WHAT TO WORK ON >>
Read the material below. Count the lines containing "text" and give that count alone.

** start MATERIAL FOR THIS TASK **

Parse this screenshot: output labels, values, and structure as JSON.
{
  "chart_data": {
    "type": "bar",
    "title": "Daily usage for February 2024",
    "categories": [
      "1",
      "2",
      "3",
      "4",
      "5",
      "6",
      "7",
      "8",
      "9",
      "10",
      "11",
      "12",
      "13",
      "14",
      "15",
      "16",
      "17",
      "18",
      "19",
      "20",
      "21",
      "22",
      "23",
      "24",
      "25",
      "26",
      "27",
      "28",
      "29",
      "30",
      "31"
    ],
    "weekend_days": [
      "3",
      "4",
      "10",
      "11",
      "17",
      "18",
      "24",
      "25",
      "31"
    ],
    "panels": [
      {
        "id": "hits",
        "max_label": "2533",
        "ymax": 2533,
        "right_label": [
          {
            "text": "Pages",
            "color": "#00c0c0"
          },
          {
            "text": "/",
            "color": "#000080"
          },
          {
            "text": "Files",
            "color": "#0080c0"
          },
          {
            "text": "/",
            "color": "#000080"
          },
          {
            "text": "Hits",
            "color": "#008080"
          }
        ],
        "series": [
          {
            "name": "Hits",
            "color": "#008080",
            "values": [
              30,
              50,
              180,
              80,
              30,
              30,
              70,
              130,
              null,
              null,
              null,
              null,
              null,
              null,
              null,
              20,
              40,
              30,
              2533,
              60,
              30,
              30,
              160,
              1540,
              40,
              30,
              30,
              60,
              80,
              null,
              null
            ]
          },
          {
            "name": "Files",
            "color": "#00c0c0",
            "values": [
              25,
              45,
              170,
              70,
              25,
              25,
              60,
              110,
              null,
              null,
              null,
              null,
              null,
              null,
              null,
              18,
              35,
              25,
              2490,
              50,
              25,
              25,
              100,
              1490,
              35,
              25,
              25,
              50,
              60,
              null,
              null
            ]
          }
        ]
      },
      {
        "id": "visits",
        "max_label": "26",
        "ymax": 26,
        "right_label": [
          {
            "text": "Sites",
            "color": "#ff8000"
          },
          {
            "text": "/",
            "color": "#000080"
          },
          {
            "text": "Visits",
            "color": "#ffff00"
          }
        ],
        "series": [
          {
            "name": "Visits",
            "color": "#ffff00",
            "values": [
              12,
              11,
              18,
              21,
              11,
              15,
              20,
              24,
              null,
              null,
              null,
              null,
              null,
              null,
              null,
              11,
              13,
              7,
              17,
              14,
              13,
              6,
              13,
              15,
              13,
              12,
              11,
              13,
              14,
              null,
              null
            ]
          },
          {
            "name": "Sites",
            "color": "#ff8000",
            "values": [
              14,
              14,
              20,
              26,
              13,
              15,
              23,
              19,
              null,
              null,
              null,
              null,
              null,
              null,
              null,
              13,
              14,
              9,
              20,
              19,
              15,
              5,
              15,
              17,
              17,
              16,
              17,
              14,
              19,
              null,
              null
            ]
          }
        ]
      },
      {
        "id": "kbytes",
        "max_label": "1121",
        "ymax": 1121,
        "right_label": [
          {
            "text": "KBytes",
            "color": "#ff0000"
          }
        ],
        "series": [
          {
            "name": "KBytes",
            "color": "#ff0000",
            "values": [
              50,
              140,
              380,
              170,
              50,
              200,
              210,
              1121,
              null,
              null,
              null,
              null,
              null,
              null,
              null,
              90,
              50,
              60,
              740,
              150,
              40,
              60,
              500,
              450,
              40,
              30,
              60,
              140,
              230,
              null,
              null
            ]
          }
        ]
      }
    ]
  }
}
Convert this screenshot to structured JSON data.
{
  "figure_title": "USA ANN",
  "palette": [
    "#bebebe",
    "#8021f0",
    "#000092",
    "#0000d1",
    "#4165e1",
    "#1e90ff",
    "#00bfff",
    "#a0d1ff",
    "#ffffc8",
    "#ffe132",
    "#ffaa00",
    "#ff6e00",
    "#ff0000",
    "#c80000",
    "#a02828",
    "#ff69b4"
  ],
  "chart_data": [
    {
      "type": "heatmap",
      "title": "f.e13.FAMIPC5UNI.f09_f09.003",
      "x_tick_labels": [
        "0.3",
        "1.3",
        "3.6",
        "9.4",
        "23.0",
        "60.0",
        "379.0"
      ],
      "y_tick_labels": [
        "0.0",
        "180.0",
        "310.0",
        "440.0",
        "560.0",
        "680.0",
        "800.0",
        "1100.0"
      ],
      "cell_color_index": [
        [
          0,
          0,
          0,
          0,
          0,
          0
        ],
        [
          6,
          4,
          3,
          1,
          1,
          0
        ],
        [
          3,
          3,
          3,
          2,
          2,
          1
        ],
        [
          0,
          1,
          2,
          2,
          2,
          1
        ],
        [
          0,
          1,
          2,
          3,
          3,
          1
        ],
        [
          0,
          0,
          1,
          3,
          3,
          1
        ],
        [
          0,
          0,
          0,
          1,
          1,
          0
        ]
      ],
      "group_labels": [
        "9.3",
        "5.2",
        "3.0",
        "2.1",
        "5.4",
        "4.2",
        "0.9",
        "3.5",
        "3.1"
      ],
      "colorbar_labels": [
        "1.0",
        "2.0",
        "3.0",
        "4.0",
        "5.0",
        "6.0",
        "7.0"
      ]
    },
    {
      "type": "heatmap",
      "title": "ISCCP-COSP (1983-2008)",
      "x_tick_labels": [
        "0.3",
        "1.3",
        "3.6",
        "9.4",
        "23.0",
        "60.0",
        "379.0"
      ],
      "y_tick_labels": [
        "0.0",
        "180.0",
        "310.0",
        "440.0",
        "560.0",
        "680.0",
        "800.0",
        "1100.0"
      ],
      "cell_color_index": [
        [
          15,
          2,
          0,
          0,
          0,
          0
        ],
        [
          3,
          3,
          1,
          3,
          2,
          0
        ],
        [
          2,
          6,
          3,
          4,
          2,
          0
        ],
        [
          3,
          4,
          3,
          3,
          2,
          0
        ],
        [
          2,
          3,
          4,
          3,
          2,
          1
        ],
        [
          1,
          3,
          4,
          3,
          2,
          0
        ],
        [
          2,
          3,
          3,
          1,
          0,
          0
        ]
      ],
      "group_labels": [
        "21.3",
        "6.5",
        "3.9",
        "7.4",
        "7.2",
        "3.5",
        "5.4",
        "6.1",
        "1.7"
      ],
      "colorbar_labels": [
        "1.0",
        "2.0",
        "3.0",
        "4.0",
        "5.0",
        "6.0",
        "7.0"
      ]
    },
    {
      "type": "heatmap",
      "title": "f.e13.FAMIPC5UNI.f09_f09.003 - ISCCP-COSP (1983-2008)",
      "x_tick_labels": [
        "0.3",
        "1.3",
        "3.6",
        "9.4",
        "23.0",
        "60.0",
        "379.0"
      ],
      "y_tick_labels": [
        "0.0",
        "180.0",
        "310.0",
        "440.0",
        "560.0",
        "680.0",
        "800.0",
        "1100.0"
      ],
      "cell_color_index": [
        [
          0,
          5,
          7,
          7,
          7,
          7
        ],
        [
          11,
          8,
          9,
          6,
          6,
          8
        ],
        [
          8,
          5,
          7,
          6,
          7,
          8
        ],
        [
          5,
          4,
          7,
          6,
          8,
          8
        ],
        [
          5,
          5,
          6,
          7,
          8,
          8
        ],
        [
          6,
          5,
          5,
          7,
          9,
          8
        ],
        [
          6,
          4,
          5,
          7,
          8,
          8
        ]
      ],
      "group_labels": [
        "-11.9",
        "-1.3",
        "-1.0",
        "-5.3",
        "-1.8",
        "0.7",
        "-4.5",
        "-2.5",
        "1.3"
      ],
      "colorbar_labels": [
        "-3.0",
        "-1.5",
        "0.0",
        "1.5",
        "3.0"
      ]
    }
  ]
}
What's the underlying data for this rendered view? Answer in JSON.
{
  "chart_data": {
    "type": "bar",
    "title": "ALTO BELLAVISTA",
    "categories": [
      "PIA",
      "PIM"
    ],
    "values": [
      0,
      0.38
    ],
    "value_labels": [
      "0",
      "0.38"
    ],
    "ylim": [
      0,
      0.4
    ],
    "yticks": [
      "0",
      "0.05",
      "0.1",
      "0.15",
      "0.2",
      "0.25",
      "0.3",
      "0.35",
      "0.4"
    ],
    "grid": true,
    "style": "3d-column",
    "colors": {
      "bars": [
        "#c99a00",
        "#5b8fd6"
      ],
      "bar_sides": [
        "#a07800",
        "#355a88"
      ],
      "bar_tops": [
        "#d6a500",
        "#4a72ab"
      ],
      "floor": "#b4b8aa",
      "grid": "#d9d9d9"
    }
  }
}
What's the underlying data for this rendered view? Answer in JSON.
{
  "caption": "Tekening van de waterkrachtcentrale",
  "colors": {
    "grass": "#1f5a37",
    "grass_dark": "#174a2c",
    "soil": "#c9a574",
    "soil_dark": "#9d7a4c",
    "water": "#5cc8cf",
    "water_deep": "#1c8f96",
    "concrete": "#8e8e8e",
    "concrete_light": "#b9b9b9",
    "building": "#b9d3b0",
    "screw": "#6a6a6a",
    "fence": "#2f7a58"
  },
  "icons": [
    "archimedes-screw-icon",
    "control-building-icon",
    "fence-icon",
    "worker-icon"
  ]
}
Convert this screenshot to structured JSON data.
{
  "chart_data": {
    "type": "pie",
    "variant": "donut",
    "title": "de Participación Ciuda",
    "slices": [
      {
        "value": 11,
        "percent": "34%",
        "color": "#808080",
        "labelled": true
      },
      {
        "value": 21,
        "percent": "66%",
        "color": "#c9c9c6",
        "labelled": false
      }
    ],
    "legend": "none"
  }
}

** end MATERIAL FOR THIS TASK **

OUTPUT OF THE EXERCISE >>
9